What you will do -
Word for word, quote all of the material, omitting the pictures.

Data supplied -
--------

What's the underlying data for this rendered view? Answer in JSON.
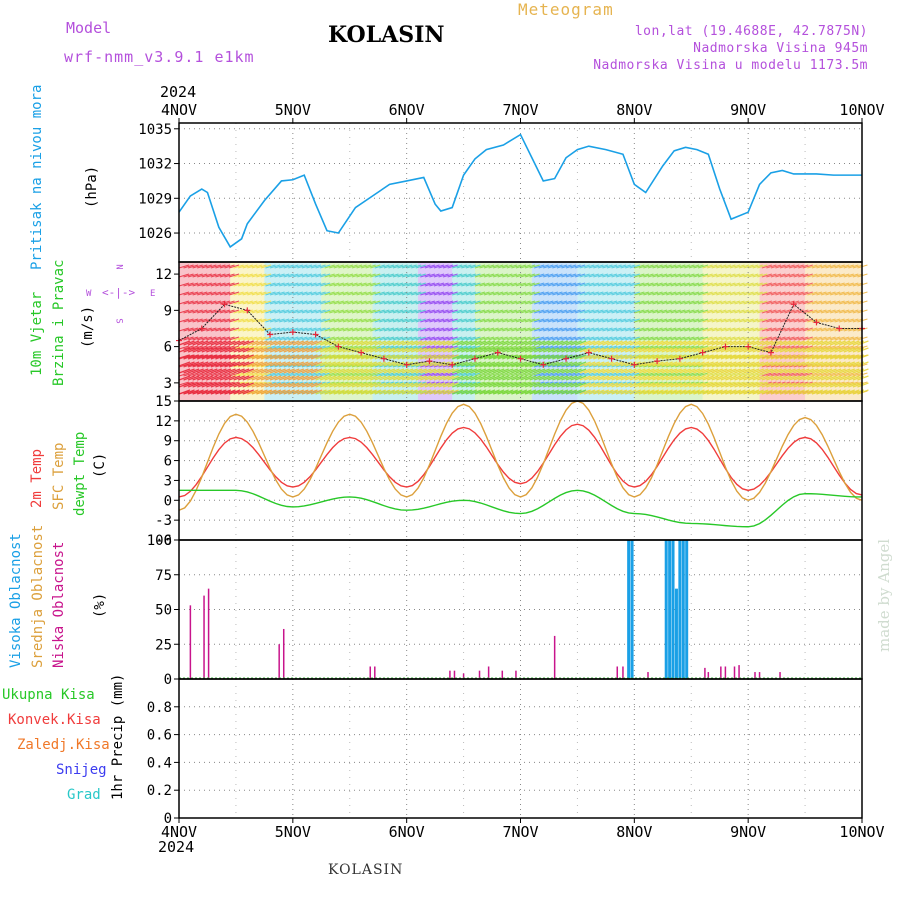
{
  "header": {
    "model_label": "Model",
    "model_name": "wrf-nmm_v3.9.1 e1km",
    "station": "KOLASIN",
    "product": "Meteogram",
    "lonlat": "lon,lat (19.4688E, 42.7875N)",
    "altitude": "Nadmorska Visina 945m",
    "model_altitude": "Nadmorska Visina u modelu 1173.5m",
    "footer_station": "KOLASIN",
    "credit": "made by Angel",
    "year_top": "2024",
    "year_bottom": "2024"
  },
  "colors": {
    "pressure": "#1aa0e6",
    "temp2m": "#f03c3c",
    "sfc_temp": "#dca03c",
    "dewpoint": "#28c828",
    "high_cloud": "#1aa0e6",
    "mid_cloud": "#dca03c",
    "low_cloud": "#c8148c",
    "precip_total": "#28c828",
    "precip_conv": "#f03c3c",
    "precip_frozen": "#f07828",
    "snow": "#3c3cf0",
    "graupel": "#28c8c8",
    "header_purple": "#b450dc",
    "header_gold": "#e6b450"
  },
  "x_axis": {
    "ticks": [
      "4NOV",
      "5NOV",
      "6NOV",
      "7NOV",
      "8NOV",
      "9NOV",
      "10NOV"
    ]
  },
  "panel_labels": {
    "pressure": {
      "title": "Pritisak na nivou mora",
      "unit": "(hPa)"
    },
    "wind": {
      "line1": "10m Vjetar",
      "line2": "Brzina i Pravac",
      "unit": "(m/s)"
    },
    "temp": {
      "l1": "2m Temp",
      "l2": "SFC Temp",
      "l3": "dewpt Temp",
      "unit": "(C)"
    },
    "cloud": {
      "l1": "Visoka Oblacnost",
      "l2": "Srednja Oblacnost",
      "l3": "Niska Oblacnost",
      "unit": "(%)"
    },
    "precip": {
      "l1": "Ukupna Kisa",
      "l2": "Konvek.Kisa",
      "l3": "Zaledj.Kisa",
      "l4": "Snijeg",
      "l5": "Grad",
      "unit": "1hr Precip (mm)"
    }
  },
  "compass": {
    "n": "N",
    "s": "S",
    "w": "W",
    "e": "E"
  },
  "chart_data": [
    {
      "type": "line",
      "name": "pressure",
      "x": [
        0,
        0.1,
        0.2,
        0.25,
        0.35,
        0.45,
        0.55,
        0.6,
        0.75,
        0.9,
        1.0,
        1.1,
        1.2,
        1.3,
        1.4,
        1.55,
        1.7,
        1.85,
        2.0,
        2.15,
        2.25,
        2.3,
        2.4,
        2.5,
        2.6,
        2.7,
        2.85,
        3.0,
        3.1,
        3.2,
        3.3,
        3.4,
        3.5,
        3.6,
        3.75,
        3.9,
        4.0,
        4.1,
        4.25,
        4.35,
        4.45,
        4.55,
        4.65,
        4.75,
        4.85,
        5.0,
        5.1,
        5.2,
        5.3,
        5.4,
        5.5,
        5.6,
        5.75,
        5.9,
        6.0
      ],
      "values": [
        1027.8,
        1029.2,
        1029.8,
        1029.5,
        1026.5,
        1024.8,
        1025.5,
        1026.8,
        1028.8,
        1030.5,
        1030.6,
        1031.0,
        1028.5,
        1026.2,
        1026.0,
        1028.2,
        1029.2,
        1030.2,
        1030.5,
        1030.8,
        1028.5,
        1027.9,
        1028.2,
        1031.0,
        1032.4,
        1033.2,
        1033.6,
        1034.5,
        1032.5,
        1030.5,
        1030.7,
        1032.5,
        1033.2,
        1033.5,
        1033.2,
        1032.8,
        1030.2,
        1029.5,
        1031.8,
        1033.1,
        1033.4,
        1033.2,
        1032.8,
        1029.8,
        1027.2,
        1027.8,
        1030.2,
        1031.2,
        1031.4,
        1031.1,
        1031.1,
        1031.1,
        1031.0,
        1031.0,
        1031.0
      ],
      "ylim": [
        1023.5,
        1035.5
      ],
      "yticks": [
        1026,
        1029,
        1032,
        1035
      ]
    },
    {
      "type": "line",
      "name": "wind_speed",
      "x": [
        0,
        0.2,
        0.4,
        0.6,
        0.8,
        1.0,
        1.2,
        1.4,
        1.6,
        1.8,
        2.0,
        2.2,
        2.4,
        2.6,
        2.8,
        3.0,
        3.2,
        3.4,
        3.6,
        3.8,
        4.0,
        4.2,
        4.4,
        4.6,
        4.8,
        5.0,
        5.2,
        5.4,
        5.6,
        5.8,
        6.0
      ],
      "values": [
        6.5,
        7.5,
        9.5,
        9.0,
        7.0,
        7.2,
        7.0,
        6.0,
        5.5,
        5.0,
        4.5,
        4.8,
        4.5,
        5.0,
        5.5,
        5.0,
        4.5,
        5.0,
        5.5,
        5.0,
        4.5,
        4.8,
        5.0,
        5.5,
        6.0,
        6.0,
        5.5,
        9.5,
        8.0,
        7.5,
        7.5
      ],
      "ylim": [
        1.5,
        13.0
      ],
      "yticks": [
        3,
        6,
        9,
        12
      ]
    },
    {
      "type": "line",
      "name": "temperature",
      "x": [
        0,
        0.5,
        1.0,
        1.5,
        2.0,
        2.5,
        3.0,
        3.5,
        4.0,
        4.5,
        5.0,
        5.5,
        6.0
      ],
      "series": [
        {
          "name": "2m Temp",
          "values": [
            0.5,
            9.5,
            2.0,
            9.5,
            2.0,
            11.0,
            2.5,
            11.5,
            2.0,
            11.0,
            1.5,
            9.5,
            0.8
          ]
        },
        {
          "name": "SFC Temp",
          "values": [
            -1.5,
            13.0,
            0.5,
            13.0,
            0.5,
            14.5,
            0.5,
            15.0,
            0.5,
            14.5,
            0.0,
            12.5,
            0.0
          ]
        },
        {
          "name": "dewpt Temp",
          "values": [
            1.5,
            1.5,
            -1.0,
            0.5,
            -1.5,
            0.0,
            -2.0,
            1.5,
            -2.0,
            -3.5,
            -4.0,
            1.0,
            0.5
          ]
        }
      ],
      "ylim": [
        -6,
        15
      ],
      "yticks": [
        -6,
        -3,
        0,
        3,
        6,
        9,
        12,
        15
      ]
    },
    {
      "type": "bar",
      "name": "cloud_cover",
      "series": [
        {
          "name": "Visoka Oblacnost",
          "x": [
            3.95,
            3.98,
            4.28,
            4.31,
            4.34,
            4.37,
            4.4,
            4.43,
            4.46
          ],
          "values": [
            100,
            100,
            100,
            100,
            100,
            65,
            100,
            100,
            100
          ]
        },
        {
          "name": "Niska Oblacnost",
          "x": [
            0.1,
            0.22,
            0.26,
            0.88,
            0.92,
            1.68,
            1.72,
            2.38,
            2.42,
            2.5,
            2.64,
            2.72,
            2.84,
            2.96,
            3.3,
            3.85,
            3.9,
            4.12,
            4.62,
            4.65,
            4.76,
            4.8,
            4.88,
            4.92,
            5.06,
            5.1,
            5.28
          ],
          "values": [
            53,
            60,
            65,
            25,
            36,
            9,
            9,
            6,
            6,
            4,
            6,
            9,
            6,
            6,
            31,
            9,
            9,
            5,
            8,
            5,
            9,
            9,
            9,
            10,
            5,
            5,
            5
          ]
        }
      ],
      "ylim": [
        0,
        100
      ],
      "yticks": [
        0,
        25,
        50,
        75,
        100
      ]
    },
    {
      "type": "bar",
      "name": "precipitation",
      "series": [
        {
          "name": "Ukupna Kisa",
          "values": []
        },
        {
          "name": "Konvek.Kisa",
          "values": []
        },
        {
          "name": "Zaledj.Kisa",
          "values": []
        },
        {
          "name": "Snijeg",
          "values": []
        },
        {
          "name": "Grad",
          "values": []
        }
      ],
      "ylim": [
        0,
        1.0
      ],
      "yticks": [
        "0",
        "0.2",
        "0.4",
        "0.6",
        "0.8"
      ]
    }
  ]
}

--------

Complete answer -
What's the underlying data for this rendered view? Answer in JSON.
{
  "header": {
    "model_label": "Model",
    "model_name": "wrf-nmm_v3.9.1 e1km",
    "station": "KOLASIN",
    "product": "Meteogram",
    "lonlat": "lon,lat (19.4688E, 42.7875N)",
    "altitude": "Nadmorska Visina 945m",
    "model_altitude": "Nadmorska Visina u modelu 1173.5m",
    "footer_station": "KOLASIN",
    "credit": "made by Angel",
    "year_top": "2024",
    "year_bottom": "2024"
  },
  "colors": {
    "pressure": "#1aa0e6",
    "temp2m": "#f03c3c",
    "sfc_temp": "#dca03c",
    "dewpoint": "#28c828",
    "high_cloud": "#1aa0e6",
    "mid_cloud": "#dca03c",
    "low_cloud": "#c8148c",
    "precip_total": "#28c828",
    "precip_conv": "#f03c3c",
    "precip_frozen": "#f07828",
    "snow": "#3c3cf0",
    "graupel": "#28c8c8",
    "header_purple": "#b450dc",
    "header_gold": "#e6b450"
  },
  "x_axis": {
    "ticks": [
      "4NOV",
      "5NOV",
      "6NOV",
      "7NOV",
      "8NOV",
      "9NOV",
      "10NOV"
    ]
  },
  "panel_labels": {
    "pressure": {
      "title": "Pritisak na nivou mora",
      "unit": "(hPa)"
    },
    "wind": {
      "line1": "10m Vjetar",
      "line2": "Brzina i Pravac",
      "unit": "(m/s)"
    },
    "temp": {
      "l1": "2m Temp",
      "l2": "SFC Temp",
      "l3": "dewpt Temp",
      "unit": "(C)"
    },
    "cloud": {
      "l1": "Visoka Oblacnost",
      "l2": "Srednja Oblacnost",
      "l3": "Niska Oblacnost",
      "unit": "(%)"
    },
    "precip": {
      "l1": "Ukupna Kisa",
      "l2": "Konvek.Kisa",
      "l3": "Zaledj.Kisa",
      "l4": "Snijeg",
      "l5": "Grad",
      "unit": "1hr Precip (mm)"
    }
  },
  "compass": {
    "n": "N",
    "s": "S",
    "w": "W",
    "e": "E"
  },
  "chart_data": [
    {
      "type": "line",
      "name": "pressure",
      "x": [
        0,
        0.1,
        0.2,
        0.25,
        0.35,
        0.45,
        0.55,
        0.6,
        0.75,
        0.9,
        1.0,
        1.1,
        1.2,
        1.3,
        1.4,
        1.55,
        1.7,
        1.85,
        2.0,
        2.15,
        2.25,
        2.3,
        2.4,
        2.5,
        2.6,
        2.7,
        2.85,
        3.0,
        3.1,
        3.2,
        3.3,
        3.4,
        3.5,
        3.6,
        3.75,
        3.9,
        4.0,
        4.1,
        4.25,
        4.35,
        4.45,
        4.55,
        4.65,
        4.75,
        4.85,
        5.0,
        5.1,
        5.2,
        5.3,
        5.4,
        5.5,
        5.6,
        5.75,
        5.9,
        6.0
      ],
      "values": [
        1027.8,
        1029.2,
        1029.8,
        1029.5,
        1026.5,
        1024.8,
        1025.5,
        1026.8,
        1028.8,
        1030.5,
        1030.6,
        1031.0,
        1028.5,
        1026.2,
        1026.0,
        1028.2,
        1029.2,
        1030.2,
        1030.5,
        1030.8,
        1028.5,
        1027.9,
        1028.2,
        1031.0,
        1032.4,
        1033.2,
        1033.6,
        1034.5,
        1032.5,
        1030.5,
        1030.7,
        1032.5,
        1033.2,
        1033.5,
        1033.2,
        1032.8,
        1030.2,
        1029.5,
        1031.8,
        1033.1,
        1033.4,
        1033.2,
        1032.8,
        1029.8,
        1027.2,
        1027.8,
        1030.2,
        1031.2,
        1031.4,
        1031.1,
        1031.1,
        1031.1,
        1031.0,
        1031.0,
        1031.0
      ],
      "ylim": [
        1023.5,
        1035.5
      ],
      "yticks": [
        1026,
        1029,
        1032,
        1035
      ]
    },
    {
      "type": "line",
      "name": "wind_speed",
      "x": [
        0,
        0.2,
        0.4,
        0.6,
        0.8,
        1.0,
        1.2,
        1.4,
        1.6,
        1.8,
        2.0,
        2.2,
        2.4,
        2.6,
        2.8,
        3.0,
        3.2,
        3.4,
        3.6,
        3.8,
        4.0,
        4.2,
        4.4,
        4.6,
        4.8,
        5.0,
        5.2,
        5.4,
        5.6,
        5.8,
        6.0
      ],
      "values": [
        6.5,
        7.5,
        9.5,
        9.0,
        7.0,
        7.2,
        7.0,
        6.0,
        5.5,
        5.0,
        4.5,
        4.8,
        4.5,
        5.0,
        5.5,
        5.0,
        4.5,
        5.0,
        5.5,
        5.0,
        4.5,
        4.8,
        5.0,
        5.5,
        6.0,
        6.0,
        5.5,
        9.5,
        8.0,
        7.5,
        7.5
      ],
      "ylim": [
        1.5,
        13.0
      ],
      "yticks": [
        3,
        6,
        9,
        12
      ]
    },
    {
      "type": "line",
      "name": "temperature",
      "x": [
        0,
        0.5,
        1.0,
        1.5,
        2.0,
        2.5,
        3.0,
        3.5,
        4.0,
        4.5,
        5.0,
        5.5,
        6.0
      ],
      "series": [
        {
          "name": "2m Temp",
          "values": [
            0.5,
            9.5,
            2.0,
            9.5,
            2.0,
            11.0,
            2.5,
            11.5,
            2.0,
            11.0,
            1.5,
            9.5,
            0.8
          ]
        },
        {
          "name": "SFC Temp",
          "values": [
            -1.5,
            13.0,
            0.5,
            13.0,
            0.5,
            14.5,
            0.5,
            15.0,
            0.5,
            14.5,
            0.0,
            12.5,
            0.0
          ]
        },
        {
          "name": "dewpt Temp",
          "values": [
            1.5,
            1.5,
            -1.0,
            0.5,
            -1.5,
            0.0,
            -2.0,
            1.5,
            -2.0,
            -3.5,
            -4.0,
            1.0,
            0.5
          ]
        }
      ],
      "ylim": [
        -6,
        15
      ],
      "yticks": [
        -6,
        -3,
        0,
        3,
        6,
        9,
        12,
        15
      ]
    },
    {
      "type": "bar",
      "name": "cloud_cover",
      "series": [
        {
          "name": "Visoka Oblacnost",
          "x": [
            3.95,
            3.98,
            4.28,
            4.31,
            4.34,
            4.37,
            4.4,
            4.43,
            4.46
          ],
          "values": [
            100,
            100,
            100,
            100,
            100,
            65,
            100,
            100,
            100
          ]
        },
        {
          "name": "Niska Oblacnost",
          "x": [
            0.1,
            0.22,
            0.26,
            0.88,
            0.92,
            1.68,
            1.72,
            2.38,
            2.42,
            2.5,
            2.64,
            2.72,
            2.84,
            2.96,
            3.3,
            3.85,
            3.9,
            4.12,
            4.62,
            4.65,
            4.76,
            4.8,
            4.88,
            4.92,
            5.06,
            5.1,
            5.28
          ],
          "values": [
            53,
            60,
            65,
            25,
            36,
            9,
            9,
            6,
            6,
            4,
            6,
            9,
            6,
            6,
            31,
            9,
            9,
            5,
            8,
            5,
            9,
            9,
            9,
            10,
            5,
            5,
            5
          ]
        }
      ],
      "ylim": [
        0,
        100
      ],
      "yticks": [
        0,
        25,
        50,
        75,
        100
      ]
    },
    {
      "type": "bar",
      "name": "precipitation",
      "series": [
        {
          "name": "Ukupna Kisa",
          "values": []
        },
        {
          "name": "Konvek.Kisa",
          "values": []
        },
        {
          "name": "Zaledj.Kisa",
          "values": []
        },
        {
          "name": "Snijeg",
          "values": []
        },
        {
          "name": "Grad",
          "values": []
        }
      ],
      "ylim": [
        0,
        1.0
      ],
      "yticks": [
        "0",
        "0.2",
        "0.4",
        "0.6",
        "0.8"
      ]
    }
  ]
}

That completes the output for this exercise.